» **Exercise objective**: Revise the rows below by changing every "bounding box" to "box coordinates", leaving everything else untouched.

» **Entries supplied**:
— START —

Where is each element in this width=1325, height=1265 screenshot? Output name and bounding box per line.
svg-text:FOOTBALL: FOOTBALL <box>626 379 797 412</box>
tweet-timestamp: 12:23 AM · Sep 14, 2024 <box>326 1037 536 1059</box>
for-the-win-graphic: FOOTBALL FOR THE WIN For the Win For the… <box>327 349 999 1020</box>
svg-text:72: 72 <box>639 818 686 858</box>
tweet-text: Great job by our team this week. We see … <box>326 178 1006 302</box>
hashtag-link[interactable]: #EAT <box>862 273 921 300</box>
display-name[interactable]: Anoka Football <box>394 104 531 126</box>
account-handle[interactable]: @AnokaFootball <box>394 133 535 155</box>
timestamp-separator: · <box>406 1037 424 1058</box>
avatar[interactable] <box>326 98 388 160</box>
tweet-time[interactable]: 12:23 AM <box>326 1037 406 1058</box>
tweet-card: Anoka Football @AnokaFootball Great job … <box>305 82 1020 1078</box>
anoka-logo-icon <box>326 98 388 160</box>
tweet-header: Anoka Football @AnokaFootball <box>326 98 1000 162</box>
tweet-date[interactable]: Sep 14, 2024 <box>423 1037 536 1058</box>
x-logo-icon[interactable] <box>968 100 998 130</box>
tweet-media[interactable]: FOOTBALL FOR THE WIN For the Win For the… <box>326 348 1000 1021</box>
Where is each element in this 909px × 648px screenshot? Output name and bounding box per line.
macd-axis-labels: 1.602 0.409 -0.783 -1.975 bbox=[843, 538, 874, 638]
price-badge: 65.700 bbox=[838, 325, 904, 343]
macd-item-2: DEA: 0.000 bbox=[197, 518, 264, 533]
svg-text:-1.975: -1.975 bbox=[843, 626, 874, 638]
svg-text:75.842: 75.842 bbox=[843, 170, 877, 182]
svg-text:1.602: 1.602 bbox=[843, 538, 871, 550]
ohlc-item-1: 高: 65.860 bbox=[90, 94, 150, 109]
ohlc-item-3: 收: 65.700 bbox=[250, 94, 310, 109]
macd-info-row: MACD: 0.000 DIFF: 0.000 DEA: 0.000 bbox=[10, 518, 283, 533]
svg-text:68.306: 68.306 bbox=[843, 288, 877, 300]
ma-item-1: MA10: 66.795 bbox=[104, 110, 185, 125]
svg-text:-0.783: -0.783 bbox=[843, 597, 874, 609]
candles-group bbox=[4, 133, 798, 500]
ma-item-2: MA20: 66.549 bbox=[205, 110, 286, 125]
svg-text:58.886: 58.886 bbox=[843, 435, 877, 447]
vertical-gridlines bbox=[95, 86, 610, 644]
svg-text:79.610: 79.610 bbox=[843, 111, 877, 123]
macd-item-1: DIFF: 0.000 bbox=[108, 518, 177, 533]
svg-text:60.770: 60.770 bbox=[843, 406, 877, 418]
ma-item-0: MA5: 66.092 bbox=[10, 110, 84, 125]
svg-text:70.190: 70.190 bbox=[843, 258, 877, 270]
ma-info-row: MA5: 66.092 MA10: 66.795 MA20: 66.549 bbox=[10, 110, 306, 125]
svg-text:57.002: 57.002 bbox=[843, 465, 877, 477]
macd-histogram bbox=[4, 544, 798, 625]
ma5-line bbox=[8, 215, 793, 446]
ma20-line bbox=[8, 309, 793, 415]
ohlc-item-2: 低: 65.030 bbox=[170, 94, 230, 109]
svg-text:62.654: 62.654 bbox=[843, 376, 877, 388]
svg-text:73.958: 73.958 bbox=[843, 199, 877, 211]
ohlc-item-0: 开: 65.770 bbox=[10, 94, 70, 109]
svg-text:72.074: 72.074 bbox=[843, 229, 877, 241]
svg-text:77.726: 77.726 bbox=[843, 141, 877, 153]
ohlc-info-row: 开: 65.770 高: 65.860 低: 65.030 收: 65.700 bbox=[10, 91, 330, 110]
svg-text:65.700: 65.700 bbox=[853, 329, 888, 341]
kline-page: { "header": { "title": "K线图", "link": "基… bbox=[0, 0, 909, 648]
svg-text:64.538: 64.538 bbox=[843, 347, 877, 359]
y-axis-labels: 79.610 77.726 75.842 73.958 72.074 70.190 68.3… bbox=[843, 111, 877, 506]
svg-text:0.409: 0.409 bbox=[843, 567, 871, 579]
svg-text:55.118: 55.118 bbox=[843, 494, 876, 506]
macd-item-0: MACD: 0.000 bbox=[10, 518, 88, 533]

— END —

» **Exercise result**:
Where is each element in this width=1325, height=1265 screenshot? Output name and box coordinates per line.
svg-text:FOOTBALL: FOOTBALL <box>626 379 797 412</box>
tweet-timestamp: 12:23 AM · Sep 14, 2024 <box>326 1037 536 1059</box>
for-the-win-graphic: FOOTBALL FOR THE WIN For the Win For the… <box>327 349 999 1020</box>
svg-text:72: 72 <box>639 818 686 858</box>
tweet-text: Great job by our team this week. We see … <box>326 178 1006 302</box>
hashtag-link[interactable]: #EAT <box>862 273 921 300</box>
display-name[interactable]: Anoka Football <box>394 104 531 126</box>
account-handle[interactable]: @AnokaFootball <box>394 133 535 155</box>
timestamp-separator: · <box>406 1037 424 1058</box>
avatar[interactable] <box>326 98 388 160</box>
tweet-time[interactable]: 12:23 AM <box>326 1037 406 1058</box>
tweet-card: Anoka Football @AnokaFootball Great job … <box>305 82 1020 1078</box>
anoka-logo-icon <box>326 98 388 160</box>
tweet-header: Anoka Football @AnokaFootball <box>326 98 1000 162</box>
tweet-date[interactable]: Sep 14, 2024 <box>423 1037 536 1058</box>
x-logo-icon[interactable] <box>968 100 998 130</box>
tweet-media[interactable]: FOOTBALL FOR THE WIN For the Win For the… <box>326 348 1000 1021</box>
Where is each element in this 909px × 648px screenshot? Output name and box coordinates per line.
macd-axis-labels: 1.602 0.409 -0.783 -1.975 bbox=[843, 538, 874, 638]
price-badge: 65.700 bbox=[838, 325, 904, 343]
macd-item-2: DEA: 0.000 bbox=[197, 518, 264, 533]
svg-text:-1.975: -1.975 bbox=[843, 626, 874, 638]
svg-text:75.842: 75.842 bbox=[843, 170, 877, 182]
svg-text:1.602: 1.602 bbox=[843, 538, 871, 550]
ohlc-item-1: 高: 65.860 bbox=[90, 94, 150, 109]
ohlc-item-3: 收: 65.700 bbox=[250, 94, 310, 109]
macd-info-row: MACD: 0.000 DIFF: 0.000 DEA: 0.000 bbox=[10, 518, 283, 533]
svg-text:68.306: 68.306 bbox=[843, 288, 877, 300]
ma-item-1: MA10: 66.795 bbox=[104, 110, 185, 125]
svg-text:-0.783: -0.783 bbox=[843, 597, 874, 609]
candles-group bbox=[4, 133, 798, 500]
ma-item-2: MA20: 66.549 bbox=[205, 110, 286, 125]
svg-text:58.886: 58.886 bbox=[843, 435, 877, 447]
vertical-gridlines bbox=[95, 86, 610, 644]
svg-text:79.610: 79.610 bbox=[843, 111, 877, 123]
macd-item-1: DIFF: 0.000 bbox=[108, 518, 177, 533]
svg-text:60.770: 60.770 bbox=[843, 406, 877, 418]
ma-item-0: MA5: 66.092 bbox=[10, 110, 84, 125]
svg-text:70.190: 70.190 bbox=[843, 258, 877, 270]
ma-info-row: MA5: 66.092 MA10: 66.795 MA20: 66.549 bbox=[10, 110, 306, 125]
svg-text:57.002: 57.002 bbox=[843, 465, 877, 477]
macd-histogram bbox=[4, 544, 798, 625]
ma5-line bbox=[8, 215, 793, 446]
ma20-line bbox=[8, 309, 793, 415]
ohlc-item-2: 低: 65.030 bbox=[170, 94, 230, 109]
svg-text:62.654: 62.654 bbox=[843, 376, 877, 388]
svg-text:73.958: 73.958 bbox=[843, 199, 877, 211]
ohlc-item-0: 开: 65.770 bbox=[10, 94, 70, 109]
svg-text:72.074: 72.074 bbox=[843, 229, 877, 241]
svg-text:77.726: 77.726 bbox=[843, 141, 877, 153]
ohlc-info-row: 开: 65.770 高: 65.860 低: 65.030 收: 65.700 bbox=[10, 91, 330, 110]
svg-text:65.700: 65.700 bbox=[853, 329, 888, 341]
kline-page: { "header": { "title": "K线图", "link": "基… bbox=[0, 0, 909, 648]
svg-text:64.538: 64.538 bbox=[843, 347, 877, 359]
y-axis-labels: 79.610 77.726 75.842 73.958 72.074 70.190 68.3… bbox=[843, 111, 877, 506]
svg-text:0.409: 0.409 bbox=[843, 567, 871, 579]
svg-text:55.118: 55.118 bbox=[843, 494, 876, 506]
macd-item-0: MACD: 0.000 bbox=[10, 518, 88, 533]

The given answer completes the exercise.